◆ Data records
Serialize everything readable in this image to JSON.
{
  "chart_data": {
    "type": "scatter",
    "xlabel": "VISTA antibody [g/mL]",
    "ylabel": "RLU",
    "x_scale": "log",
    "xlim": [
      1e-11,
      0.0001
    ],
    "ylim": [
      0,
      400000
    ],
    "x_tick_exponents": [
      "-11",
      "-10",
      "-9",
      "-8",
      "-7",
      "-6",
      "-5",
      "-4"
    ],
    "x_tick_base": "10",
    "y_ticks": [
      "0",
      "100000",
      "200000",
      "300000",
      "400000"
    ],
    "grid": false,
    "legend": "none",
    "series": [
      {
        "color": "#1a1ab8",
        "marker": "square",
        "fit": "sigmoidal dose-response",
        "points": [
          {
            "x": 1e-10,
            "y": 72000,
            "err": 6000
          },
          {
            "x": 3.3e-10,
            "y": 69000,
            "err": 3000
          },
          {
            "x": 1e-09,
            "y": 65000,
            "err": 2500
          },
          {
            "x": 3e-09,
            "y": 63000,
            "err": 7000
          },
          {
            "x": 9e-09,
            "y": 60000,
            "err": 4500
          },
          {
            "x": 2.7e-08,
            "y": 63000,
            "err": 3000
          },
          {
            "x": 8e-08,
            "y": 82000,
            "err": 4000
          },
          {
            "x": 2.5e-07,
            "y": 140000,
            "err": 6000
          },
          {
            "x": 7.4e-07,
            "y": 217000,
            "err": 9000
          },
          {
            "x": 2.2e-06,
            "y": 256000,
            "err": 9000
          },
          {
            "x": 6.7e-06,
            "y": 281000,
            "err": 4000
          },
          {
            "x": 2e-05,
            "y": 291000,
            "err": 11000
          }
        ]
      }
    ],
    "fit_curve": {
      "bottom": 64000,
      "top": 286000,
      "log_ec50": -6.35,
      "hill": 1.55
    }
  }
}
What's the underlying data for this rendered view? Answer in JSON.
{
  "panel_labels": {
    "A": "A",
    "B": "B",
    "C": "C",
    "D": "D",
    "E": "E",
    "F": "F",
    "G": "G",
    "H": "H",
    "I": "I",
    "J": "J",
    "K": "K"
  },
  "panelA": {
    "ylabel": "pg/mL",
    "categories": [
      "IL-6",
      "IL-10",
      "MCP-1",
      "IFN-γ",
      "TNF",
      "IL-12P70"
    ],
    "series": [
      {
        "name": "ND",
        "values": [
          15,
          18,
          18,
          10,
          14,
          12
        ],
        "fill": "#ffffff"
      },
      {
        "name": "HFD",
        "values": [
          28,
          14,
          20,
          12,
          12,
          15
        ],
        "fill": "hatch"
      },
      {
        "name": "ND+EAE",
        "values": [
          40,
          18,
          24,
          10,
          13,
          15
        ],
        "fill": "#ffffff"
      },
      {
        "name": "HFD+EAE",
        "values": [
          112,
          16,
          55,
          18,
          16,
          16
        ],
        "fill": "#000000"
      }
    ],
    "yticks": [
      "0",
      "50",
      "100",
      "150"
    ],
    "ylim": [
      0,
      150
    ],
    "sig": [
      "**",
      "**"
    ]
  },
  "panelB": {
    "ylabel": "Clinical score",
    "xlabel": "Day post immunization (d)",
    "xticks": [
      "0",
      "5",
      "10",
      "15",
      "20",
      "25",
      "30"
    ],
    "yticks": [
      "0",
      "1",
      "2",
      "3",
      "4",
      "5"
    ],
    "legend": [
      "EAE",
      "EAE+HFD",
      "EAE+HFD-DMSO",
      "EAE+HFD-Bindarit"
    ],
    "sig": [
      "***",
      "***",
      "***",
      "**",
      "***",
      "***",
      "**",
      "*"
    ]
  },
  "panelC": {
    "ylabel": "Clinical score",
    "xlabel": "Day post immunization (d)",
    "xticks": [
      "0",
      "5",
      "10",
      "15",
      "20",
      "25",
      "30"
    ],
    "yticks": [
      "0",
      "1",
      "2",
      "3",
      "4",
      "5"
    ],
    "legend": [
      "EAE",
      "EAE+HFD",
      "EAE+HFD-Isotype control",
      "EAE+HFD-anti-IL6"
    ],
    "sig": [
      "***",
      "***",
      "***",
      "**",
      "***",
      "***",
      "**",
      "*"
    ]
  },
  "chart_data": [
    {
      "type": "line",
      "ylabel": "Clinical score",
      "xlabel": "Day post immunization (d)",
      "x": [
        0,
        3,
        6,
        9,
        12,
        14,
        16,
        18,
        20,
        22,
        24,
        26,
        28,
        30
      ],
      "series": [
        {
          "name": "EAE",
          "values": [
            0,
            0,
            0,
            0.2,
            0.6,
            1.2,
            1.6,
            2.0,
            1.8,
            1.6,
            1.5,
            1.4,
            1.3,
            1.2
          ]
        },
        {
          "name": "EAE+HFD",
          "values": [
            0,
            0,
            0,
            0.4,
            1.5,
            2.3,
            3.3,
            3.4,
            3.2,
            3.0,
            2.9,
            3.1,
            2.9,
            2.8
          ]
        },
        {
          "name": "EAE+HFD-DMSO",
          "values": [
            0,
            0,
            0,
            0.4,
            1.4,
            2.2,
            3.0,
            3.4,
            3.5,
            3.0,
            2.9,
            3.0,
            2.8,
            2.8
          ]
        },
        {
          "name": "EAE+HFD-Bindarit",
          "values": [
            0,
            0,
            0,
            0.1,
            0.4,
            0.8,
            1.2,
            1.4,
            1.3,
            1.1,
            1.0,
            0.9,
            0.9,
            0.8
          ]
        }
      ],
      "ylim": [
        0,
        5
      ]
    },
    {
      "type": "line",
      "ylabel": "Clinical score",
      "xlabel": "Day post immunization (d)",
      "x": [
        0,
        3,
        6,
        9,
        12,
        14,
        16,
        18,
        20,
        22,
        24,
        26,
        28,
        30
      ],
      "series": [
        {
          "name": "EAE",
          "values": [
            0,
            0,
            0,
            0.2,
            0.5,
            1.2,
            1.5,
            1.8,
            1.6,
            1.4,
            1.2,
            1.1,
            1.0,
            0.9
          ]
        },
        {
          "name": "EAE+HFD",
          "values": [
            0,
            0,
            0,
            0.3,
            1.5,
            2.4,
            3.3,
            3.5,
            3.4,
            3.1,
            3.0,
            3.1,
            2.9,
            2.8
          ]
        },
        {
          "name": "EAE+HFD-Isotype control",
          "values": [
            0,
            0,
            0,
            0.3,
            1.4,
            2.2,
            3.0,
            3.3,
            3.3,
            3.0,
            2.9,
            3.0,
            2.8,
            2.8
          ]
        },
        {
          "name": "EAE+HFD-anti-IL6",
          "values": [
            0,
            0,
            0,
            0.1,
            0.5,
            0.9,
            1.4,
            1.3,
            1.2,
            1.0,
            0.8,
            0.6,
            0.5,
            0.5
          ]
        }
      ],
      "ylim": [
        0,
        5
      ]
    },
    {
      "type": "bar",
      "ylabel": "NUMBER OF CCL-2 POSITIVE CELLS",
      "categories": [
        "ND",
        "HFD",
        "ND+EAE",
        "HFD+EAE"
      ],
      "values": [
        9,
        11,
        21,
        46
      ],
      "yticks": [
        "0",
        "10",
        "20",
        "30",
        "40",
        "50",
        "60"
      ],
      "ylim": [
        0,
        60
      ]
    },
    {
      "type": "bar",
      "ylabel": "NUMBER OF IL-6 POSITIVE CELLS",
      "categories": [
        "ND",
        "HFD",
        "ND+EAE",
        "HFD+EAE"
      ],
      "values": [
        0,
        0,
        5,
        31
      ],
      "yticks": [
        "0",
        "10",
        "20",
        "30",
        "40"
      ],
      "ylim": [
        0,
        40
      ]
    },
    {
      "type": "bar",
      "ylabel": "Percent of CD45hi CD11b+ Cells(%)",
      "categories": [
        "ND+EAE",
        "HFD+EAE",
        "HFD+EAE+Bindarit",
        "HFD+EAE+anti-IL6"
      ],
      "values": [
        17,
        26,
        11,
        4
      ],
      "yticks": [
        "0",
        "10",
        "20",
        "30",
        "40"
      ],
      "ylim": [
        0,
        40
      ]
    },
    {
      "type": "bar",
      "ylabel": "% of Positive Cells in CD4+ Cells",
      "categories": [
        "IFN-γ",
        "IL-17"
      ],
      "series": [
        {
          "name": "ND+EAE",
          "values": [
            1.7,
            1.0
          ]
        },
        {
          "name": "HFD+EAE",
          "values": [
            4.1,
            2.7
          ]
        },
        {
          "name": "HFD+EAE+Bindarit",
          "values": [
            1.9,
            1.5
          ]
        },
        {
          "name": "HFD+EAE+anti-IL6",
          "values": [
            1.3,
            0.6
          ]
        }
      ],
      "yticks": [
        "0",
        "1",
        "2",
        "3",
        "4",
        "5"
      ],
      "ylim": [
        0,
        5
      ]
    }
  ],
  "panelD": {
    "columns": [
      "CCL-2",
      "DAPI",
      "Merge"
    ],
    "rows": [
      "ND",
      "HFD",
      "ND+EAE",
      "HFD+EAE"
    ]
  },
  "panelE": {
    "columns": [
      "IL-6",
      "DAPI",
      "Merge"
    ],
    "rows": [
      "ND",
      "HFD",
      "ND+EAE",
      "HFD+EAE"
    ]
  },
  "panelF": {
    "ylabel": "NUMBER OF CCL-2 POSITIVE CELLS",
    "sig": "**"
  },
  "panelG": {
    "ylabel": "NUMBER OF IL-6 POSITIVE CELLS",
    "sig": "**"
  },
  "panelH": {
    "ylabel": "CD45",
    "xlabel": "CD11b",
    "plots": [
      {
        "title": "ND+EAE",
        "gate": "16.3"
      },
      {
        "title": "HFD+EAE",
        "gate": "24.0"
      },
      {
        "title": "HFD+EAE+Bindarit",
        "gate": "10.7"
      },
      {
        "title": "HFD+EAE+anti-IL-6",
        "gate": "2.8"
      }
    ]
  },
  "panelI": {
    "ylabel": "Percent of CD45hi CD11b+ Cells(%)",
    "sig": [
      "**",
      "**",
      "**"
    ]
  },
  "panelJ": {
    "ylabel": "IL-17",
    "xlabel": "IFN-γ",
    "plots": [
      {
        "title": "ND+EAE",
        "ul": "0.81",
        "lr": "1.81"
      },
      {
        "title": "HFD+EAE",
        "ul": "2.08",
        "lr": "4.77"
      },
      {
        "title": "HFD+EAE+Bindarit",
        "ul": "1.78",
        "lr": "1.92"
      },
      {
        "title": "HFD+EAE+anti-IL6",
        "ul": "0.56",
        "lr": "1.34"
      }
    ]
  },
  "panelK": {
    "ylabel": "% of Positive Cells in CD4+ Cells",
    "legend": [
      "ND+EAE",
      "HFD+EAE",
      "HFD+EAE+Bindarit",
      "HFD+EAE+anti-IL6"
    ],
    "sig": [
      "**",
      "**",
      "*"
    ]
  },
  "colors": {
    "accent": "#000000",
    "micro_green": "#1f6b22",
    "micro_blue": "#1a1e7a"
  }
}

◆ Problem details
With no other words, state how many lines above hold the word "xlabel".

◆ Written solution
7